> TASK INSTRUCTIONS
Filter the data for lines with the word "xlabel", then copy every line so identified.

(Figure contents as structured data)
####################

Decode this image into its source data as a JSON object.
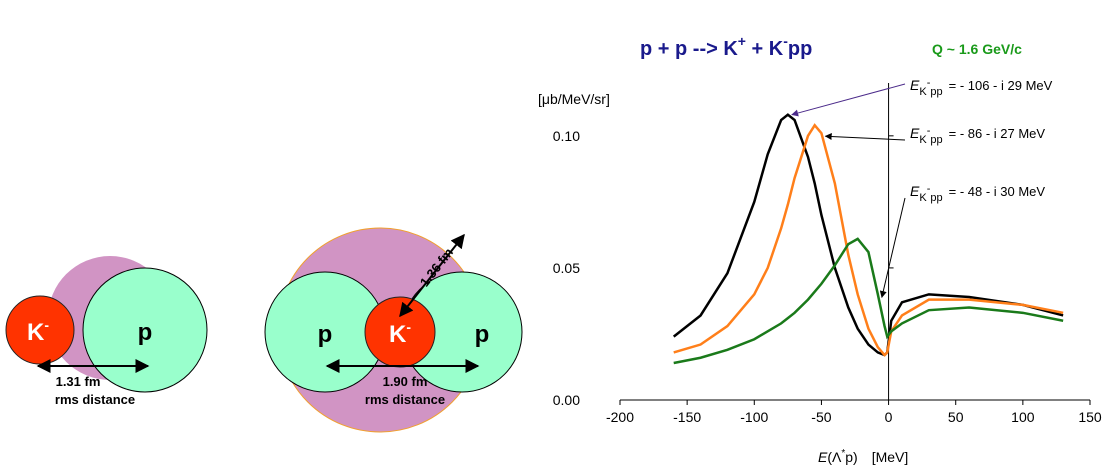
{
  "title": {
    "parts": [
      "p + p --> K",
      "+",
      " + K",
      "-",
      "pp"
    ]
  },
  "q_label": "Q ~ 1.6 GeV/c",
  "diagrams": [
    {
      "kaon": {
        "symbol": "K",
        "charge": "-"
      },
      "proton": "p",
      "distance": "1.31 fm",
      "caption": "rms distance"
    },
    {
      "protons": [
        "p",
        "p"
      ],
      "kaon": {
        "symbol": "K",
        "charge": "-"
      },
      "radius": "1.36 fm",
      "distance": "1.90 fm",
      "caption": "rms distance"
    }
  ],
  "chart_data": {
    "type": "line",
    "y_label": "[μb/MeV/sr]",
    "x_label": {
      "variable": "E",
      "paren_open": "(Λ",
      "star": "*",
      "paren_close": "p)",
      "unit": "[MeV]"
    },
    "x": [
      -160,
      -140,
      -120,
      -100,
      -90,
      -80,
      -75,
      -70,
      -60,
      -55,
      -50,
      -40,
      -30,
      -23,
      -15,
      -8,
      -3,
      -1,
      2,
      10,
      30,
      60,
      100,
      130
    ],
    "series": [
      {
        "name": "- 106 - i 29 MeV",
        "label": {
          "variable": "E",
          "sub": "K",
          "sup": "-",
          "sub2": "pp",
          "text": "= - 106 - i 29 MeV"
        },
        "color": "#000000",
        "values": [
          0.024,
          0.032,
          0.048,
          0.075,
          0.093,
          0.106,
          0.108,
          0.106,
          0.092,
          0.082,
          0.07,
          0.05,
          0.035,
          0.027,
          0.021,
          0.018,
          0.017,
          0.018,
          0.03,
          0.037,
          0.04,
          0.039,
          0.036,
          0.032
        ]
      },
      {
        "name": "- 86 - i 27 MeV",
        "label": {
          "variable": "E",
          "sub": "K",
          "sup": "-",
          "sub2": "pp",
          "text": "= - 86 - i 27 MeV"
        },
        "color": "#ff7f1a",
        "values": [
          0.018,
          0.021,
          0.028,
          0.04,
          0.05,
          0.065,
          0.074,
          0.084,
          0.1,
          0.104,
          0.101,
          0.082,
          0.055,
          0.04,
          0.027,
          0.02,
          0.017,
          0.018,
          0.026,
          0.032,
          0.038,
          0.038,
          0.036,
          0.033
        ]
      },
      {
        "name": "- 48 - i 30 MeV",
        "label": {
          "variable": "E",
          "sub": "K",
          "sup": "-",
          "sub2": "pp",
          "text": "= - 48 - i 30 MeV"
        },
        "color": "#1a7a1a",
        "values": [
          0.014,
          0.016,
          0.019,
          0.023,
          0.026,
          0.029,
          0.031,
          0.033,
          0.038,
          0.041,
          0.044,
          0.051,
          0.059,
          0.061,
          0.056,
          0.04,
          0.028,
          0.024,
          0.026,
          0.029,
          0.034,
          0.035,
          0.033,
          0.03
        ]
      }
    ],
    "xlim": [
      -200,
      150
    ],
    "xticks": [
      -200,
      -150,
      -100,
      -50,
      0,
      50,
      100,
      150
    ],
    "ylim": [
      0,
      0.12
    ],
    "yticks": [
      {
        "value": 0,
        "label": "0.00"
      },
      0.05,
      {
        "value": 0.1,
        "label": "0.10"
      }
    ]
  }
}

####################

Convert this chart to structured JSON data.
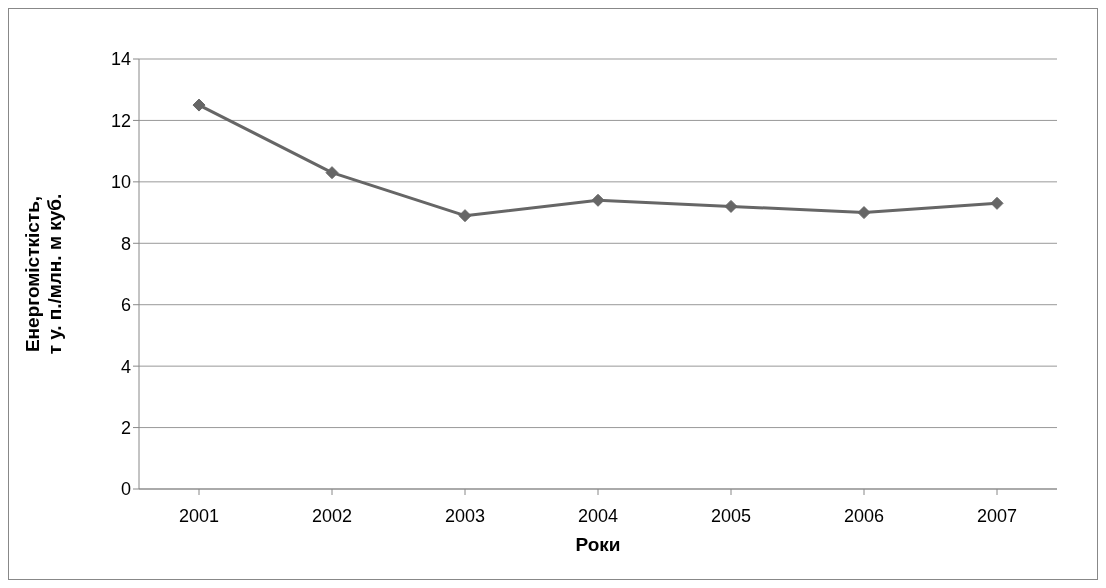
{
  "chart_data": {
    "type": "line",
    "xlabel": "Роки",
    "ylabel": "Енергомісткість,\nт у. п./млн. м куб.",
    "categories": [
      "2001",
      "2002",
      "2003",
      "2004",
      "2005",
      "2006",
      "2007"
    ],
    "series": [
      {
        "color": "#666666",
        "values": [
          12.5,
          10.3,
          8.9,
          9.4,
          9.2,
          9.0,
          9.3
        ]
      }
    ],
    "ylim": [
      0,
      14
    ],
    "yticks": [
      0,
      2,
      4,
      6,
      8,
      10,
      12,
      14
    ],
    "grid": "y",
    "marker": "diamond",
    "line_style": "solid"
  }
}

####################

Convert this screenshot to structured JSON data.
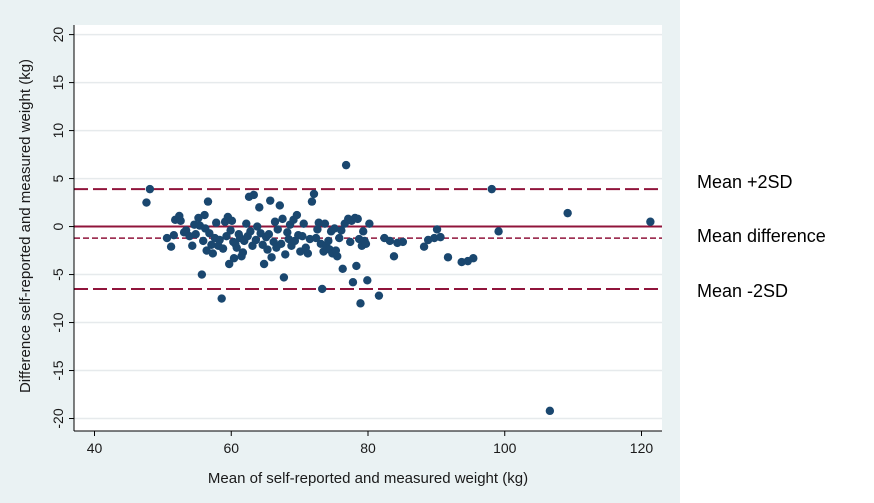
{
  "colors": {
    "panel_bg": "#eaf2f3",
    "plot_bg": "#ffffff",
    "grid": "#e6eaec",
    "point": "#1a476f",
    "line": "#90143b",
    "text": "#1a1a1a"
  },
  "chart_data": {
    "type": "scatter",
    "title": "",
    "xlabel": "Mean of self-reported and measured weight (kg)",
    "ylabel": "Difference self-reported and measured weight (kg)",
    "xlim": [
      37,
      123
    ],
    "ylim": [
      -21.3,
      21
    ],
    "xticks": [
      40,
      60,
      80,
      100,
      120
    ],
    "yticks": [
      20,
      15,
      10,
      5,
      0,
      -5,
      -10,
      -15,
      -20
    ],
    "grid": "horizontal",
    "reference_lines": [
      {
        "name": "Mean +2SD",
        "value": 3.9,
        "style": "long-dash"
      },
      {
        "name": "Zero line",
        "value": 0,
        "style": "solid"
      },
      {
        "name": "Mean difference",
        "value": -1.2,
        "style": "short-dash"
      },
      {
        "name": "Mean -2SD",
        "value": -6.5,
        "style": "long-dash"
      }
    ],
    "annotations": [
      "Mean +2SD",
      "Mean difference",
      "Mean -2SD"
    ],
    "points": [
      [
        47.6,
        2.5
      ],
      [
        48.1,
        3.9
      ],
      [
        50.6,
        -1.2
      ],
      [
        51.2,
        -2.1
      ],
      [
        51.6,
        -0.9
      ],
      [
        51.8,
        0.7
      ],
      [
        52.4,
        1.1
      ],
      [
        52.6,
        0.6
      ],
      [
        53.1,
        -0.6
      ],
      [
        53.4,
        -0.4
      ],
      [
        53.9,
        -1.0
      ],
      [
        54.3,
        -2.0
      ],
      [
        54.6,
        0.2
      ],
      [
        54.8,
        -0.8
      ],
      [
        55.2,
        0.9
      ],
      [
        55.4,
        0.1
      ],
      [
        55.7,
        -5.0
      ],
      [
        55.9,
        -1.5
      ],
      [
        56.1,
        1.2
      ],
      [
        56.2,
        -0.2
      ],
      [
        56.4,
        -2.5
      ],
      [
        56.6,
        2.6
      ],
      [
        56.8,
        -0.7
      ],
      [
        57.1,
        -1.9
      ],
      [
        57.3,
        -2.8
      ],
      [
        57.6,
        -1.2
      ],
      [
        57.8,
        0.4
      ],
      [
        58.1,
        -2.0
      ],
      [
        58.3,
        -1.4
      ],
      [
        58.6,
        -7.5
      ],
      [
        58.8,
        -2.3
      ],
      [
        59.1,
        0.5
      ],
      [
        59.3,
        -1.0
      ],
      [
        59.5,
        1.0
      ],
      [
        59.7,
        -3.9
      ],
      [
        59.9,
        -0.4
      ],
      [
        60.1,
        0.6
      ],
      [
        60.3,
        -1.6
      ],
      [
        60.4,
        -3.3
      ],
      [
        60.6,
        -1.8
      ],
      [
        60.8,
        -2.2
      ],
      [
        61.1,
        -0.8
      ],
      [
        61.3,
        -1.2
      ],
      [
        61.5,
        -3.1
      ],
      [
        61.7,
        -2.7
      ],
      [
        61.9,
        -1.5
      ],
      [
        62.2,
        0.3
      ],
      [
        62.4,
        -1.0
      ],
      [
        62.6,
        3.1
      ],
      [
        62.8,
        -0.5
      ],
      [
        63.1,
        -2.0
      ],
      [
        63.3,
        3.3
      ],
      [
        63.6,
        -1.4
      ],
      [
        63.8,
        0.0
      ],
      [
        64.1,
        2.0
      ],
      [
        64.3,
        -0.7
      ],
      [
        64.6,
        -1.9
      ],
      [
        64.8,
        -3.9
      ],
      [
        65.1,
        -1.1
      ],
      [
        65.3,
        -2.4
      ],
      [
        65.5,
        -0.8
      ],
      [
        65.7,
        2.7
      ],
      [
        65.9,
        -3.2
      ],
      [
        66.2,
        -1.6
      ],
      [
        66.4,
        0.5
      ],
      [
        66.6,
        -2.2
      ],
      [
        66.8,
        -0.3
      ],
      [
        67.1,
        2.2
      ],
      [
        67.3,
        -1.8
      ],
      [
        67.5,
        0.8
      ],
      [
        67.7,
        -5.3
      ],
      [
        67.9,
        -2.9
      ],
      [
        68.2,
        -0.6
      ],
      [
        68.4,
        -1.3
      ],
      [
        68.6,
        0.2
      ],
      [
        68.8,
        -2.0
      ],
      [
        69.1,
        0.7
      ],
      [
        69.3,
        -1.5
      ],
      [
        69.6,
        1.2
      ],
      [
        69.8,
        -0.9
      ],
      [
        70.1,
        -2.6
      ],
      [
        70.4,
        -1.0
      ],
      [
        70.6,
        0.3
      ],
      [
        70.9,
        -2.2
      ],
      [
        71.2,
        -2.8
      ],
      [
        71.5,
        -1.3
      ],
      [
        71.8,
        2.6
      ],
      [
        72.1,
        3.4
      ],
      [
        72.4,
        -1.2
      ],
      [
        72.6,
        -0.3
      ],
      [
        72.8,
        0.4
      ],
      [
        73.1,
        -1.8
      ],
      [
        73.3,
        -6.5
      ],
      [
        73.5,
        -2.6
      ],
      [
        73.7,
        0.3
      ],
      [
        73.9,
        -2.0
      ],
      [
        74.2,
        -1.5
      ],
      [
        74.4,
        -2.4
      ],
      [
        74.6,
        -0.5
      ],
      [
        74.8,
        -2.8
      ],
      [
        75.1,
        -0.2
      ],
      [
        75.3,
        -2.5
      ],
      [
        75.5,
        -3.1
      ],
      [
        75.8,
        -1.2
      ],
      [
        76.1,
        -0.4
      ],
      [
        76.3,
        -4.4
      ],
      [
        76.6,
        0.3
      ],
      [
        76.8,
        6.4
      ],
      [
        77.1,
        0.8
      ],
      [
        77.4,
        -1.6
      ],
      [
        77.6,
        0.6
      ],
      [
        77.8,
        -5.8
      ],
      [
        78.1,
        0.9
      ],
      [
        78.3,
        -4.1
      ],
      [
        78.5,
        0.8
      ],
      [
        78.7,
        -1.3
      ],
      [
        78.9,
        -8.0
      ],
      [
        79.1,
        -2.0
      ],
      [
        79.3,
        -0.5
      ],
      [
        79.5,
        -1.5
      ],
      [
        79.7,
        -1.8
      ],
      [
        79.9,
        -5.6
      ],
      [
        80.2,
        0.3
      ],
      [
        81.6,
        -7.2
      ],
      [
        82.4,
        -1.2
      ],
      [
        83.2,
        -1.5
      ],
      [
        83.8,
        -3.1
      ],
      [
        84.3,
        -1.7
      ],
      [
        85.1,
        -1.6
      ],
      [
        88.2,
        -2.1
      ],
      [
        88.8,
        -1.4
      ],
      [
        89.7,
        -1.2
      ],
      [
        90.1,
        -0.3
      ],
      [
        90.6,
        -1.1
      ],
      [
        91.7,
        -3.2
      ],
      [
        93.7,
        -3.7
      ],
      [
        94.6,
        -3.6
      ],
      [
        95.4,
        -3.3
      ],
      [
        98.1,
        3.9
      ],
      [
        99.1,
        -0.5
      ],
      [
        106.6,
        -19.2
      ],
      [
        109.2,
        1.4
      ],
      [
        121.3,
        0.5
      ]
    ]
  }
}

####################

> RESPONSE
    "xlabel": "Роки",
    "xlabel": "Mean of self-reported and measured weight (kg)",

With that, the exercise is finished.